Transcribe the lines below verbatim, skipping the images.

· · · · ·

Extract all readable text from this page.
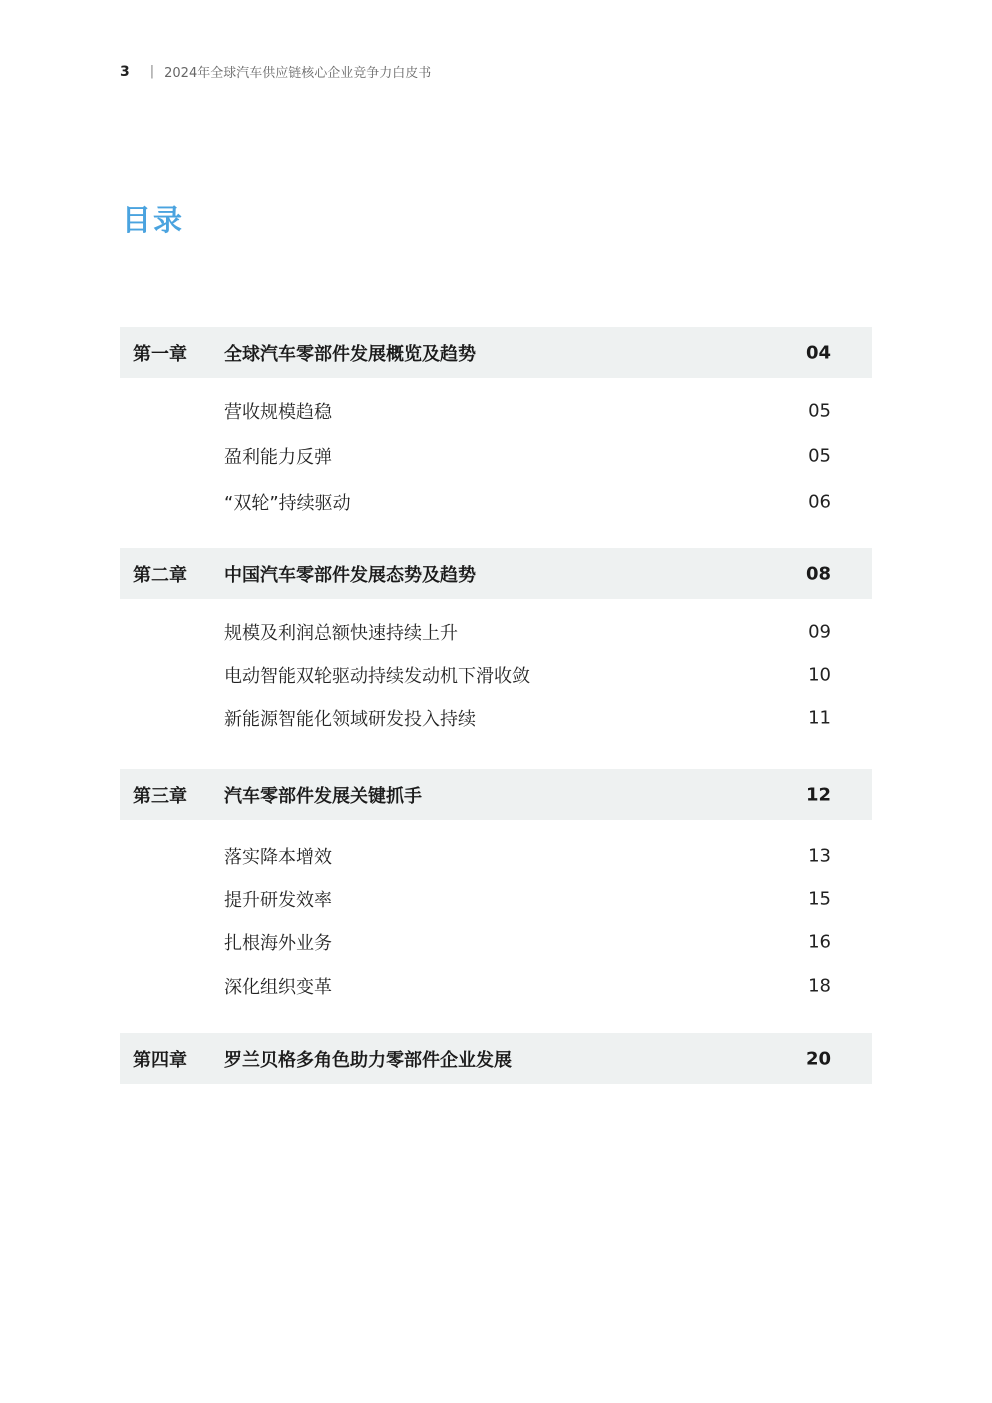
3 | 2024年全球汽车供应链核心企业竞争力白皮书
目录
第一章 全球汽车零部件发展概览及趋势	04
营收规模趋稳	05
盈利能力反弹	05
“双轮”持续驱动	06
第二章 中国汽车零部件发展态势及趋势	08
规模及利润总额快速持续上升	09
电动智能双轮驱动持续发动机下滑收敛	10
新能源智能化领域研发投入持续	11
第三章 汽车零部件发展关键抓手	12
落实降本增效	13
提升研发效率	15
扎根海外业务	16
深化组织变革	18
第四章 罗兰贝格多角色助力零部件企业发展	20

· · · · ·

## ANSWER TO THIS TASK
Extract all readable text from this page.
3 | 2024年全球汽车供应链核心企业竞争力白皮书
目录
第一章 全球汽车零部件发展概览及趋势	04
营收规模趋稳	05
盈利能力反弹	05
“双轮”持续驱动	06
第二章 中国汽车零部件发展态势及趋势	08
规模及利润总额快速持续上升	09
电动智能双轮驱动持续发动机下滑收敛	10
新能源智能化领域研发投入持续	11
第三章 汽车零部件发展关键抓手	12
落实降本增效	13
提升研发效率	15
扎根海外业务	16
深化组织变革	18
第四章 罗兰贝格多角色助力零部件企业发展	20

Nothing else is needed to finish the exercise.